[Exercise inputs Boundary: Start]

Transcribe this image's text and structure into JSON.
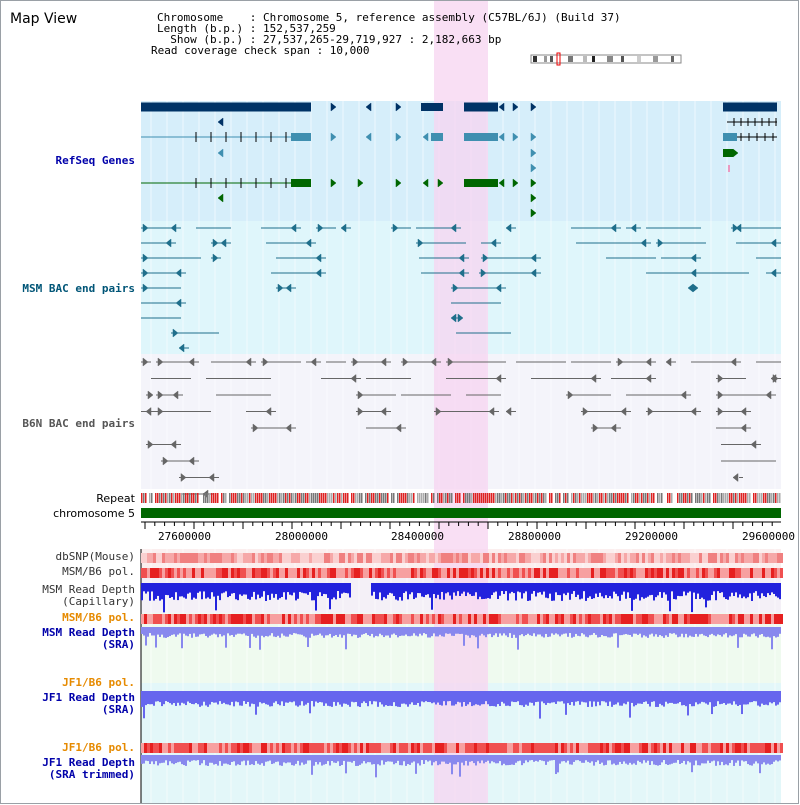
{
  "header": {
    "title": "Map View",
    "info_lines": [
      "Chromosome    : Chromosome 5, reference assembly (C57BL/6J) (Build 37)",
      "Length (b.p.) : 152,537,259",
      "  Show (b.p.) : 27,537,265-29,719,927 : 2,182,663 bp",
      "Read coverage check span : 10,000"
    ]
  },
  "tracks": {
    "refseq": {
      "label": "RefSeq Genes",
      "color": "#0000aa"
    },
    "msm_bac": {
      "label": "MSM BAC end pairs",
      "color": "#005577"
    },
    "b6n_bac": {
      "label": "B6N BAC end pairs",
      "color": "#555555"
    },
    "repeat": {
      "label": "Repeat"
    },
    "chromosome": {
      "label": "chromosome 5"
    }
  },
  "axis": {
    "ticks": [
      "27600000",
      "28000000",
      "28400000",
      "28800000",
      "29200000",
      "29600000"
    ]
  },
  "lower_tracks": [
    {
      "key": "dbsnp",
      "lines": [
        "dbSNP(Mouse)"
      ],
      "color": "#333333",
      "bold": false
    },
    {
      "key": "msm_b6_pol_1",
      "lines": [
        "MSM/B6 pol."
      ],
      "color": "#333333",
      "bold": false
    },
    {
      "key": "msm_read_cap",
      "lines": [
        "MSM Read Depth",
        "(Capillary)"
      ],
      "color": "#333333",
      "bold": false
    },
    {
      "key": "msm_b6_pol_2",
      "lines": [
        "MSM/B6 pol."
      ],
      "color": "#e68a00",
      "bold": true
    },
    {
      "key": "msm_read_sra",
      "lines": [
        "MSM Read Depth",
        "(SRA)"
      ],
      "color": "#0000aa",
      "bold": true
    },
    {
      "key": "jf1_b6_pol_1",
      "lines": [
        "JF1/B6 pol."
      ],
      "color": "#e68a00",
      "bold": true
    },
    {
      "key": "jf1_read_sra",
      "lines": [
        "JF1 Read Depth",
        "(SRA)"
      ],
      "color": "#0000aa",
      "bold": true
    },
    {
      "key": "jf1_b6_pol_2",
      "lines": [
        "JF1/B6 pol."
      ],
      "color": "#e68a00",
      "bold": true
    },
    {
      "key": "jf1_read_trim",
      "lines": [
        "JF1 Read Depth",
        "(SRA trimmed)"
      ],
      "color": "#0000aa",
      "bold": true
    }
  ],
  "colors": {
    "refseq_bg": "#d6eefa",
    "msm_bg": "#dff6fb",
    "b6n_bg": "#f4f4fa",
    "highlight": "#f7d4f0",
    "gene_dark": "#003366",
    "gene_mid": "#3f8fb0",
    "gene_green": "#006600",
    "chrom_green": "#006600"
  }
}
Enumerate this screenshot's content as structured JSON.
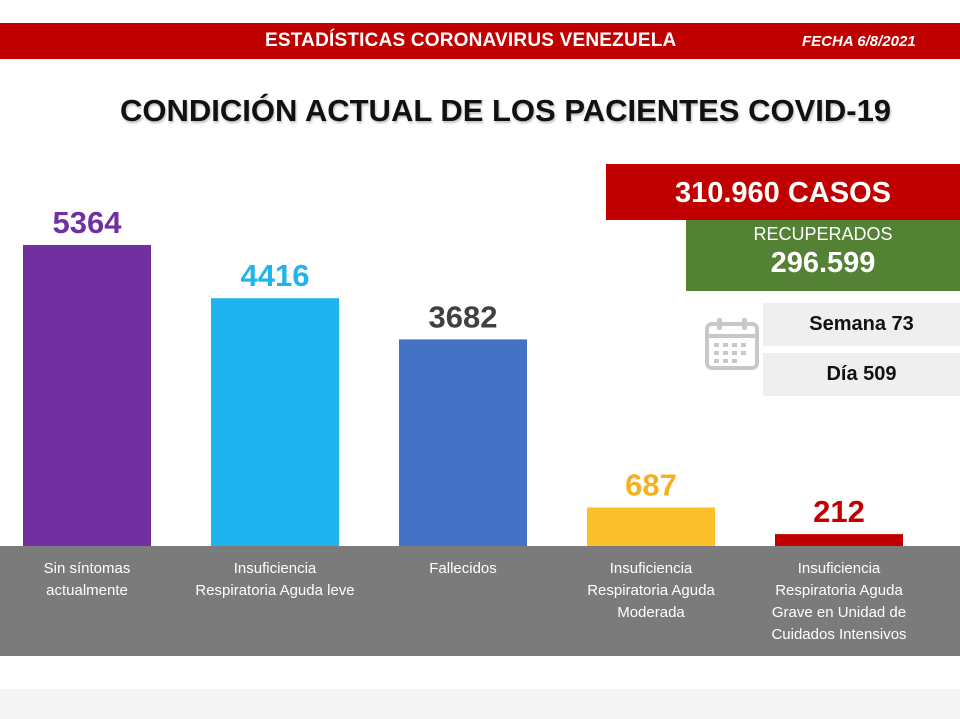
{
  "header": {
    "title": "ESTADÍSTICAS CORONAVIRUS VENEZUELA",
    "date": "FECHA 6/8/2021"
  },
  "stats": {
    "casos": "310.960 CASOS",
    "recuperados_label": "RECUPERADOS",
    "recuperados_value": "296.599",
    "semana": "Semana 73",
    "dia": "Día 509"
  },
  "chart_data": {
    "type": "bar",
    "title": "CONDICIÓN ACTUAL DE LOS PACIENTES COVID-19",
    "categories": [
      [
        "Sin síntomas",
        "actualmente"
      ],
      [
        "Insuficiencia",
        "Respiratoria Aguda leve"
      ],
      [
        "Fallecidos"
      ],
      [
        "Insuficiencia",
        "Respiratoria Aguda",
        "Moderada"
      ],
      [
        "Insuficiencia",
        "Respiratoria Aguda",
        "Grave en Unidad de",
        "Cuidados Intensivos"
      ]
    ],
    "values": [
      5364,
      4416,
      3682,
      687,
      212
    ],
    "colors": [
      "#7030a0",
      "#1fb3ef",
      "#4472c4",
      "#fbbf2b",
      "#c00000"
    ],
    "label_colors": [
      "#7030a0",
      "#1fb3ef",
      "#404040",
      "#f5b020",
      "#c00000"
    ],
    "ylim": [
      0,
      5364
    ],
    "grid": false,
    "legend": "none"
  }
}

[Exercise inputs Boundary: End]

*Work order*: An exact reproduction of the data above is required, with every picture removed.

*Answer for the task*:
Transcribe this image's text and structure into JSON.
{
  "header": {
    "title": "Map View",
    "info_lines": [
      "Chromosome    : Chromosome 5, reference assembly (C57BL/6J) (Build 37)",
      "Length (b.p.) : 152,537,259",
      "  Show (b.p.) : 27,537,265-29,719,927 : 2,182,663 bp",
      "Read coverage check span : 10,000"
    ]
  },
  "tracks": {
    "refseq": {
      "label": "RefSeq Genes",
      "color": "#0000aa"
    },
    "msm_bac": {
      "label": "MSM BAC end pairs",
      "color": "#005577"
    },
    "b6n_bac": {
      "label": "B6N BAC end pairs",
      "color": "#555555"
    },
    "repeat": {
      "label": "Repeat"
    },
    "chromosome": {
      "label": "chromosome 5"
    }
  },
  "axis": {
    "ticks": [
      "27600000",
      "28000000",
      "28400000",
      "28800000",
      "29200000",
      "29600000"
    ]
  },
  "lower_tracks": [
    {
      "key": "dbsnp",
      "lines": [
        "dbSNP(Mouse)"
      ],
      "color": "#333333",
      "bold": false
    },
    {
      "key": "msm_b6_pol_1",
      "lines": [
        "MSM/B6 pol."
      ],
      "color": "#333333",
      "bold": false
    },
    {
      "key": "msm_read_cap",
      "lines": [
        "MSM Read Depth",
        "(Capillary)"
      ],
      "color": "#333333",
      "bold": false
    },
    {
      "key": "msm_b6_pol_2",
      "lines": [
        "MSM/B6 pol."
      ],
      "color": "#e68a00",
      "bold": true
    },
    {
      "key": "msm_read_sra",
      "lines": [
        "MSM Read Depth",
        "(SRA)"
      ],
      "color": "#0000aa",
      "bold": true
    },
    {
      "key": "jf1_b6_pol_1",
      "lines": [
        "JF1/B6 pol."
      ],
      "color": "#e68a00",
      "bold": true
    },
    {
      "key": "jf1_read_sra",
      "lines": [
        "JF1 Read Depth",
        "(SRA)"
      ],
      "color": "#0000aa",
      "bold": true
    },
    {
      "key": "jf1_b6_pol_2",
      "lines": [
        "JF1/B6 pol."
      ],
      "color": "#e68a00",
      "bold": true
    },
    {
      "key": "jf1_read_trim",
      "lines": [
        "JF1 Read Depth",
        "(SRA trimmed)"
      ],
      "color": "#0000aa",
      "bold": true
    }
  ],
  "colors": {
    "refseq_bg": "#d6eefa",
    "msm_bg": "#dff6fb",
    "b6n_bg": "#f4f4fa",
    "highlight": "#f7d4f0",
    "gene_dark": "#003366",
    "gene_mid": "#3f8fb0",
    "gene_green": "#006600",
    "chrom_green": "#006600"
  }
}
Enumerate this screenshot's content as structured JSON.
{
  "header": {
    "title": "ESTADÍSTICAS CORONAVIRUS VENEZUELA",
    "date": "FECHA 6/8/2021"
  },
  "stats": {
    "casos": "310.960 CASOS",
    "recuperados_label": "RECUPERADOS",
    "recuperados_value": "296.599",
    "semana": "Semana 73",
    "dia": "Día 509"
  },
  "chart_data": {
    "type": "bar",
    "title": "CONDICIÓN ACTUAL DE LOS PACIENTES COVID-19",
    "categories": [
      [
        "Sin síntomas",
        "actualmente"
      ],
      [
        "Insuficiencia",
        "Respiratoria Aguda leve"
      ],
      [
        "Fallecidos"
      ],
      [
        "Insuficiencia",
        "Respiratoria Aguda",
        "Moderada"
      ],
      [
        "Insuficiencia",
        "Respiratoria Aguda",
        "Grave en Unidad de",
        "Cuidados Intensivos"
      ]
    ],
    "values": [
      5364,
      4416,
      3682,
      687,
      212
    ],
    "colors": [
      "#7030a0",
      "#1fb3ef",
      "#4472c4",
      "#fbbf2b",
      "#c00000"
    ],
    "label_colors": [
      "#7030a0",
      "#1fb3ef",
      "#404040",
      "#f5b020",
      "#c00000"
    ],
    "ylim": [
      0,
      5364
    ],
    "grid": false,
    "legend": "none"
  }
}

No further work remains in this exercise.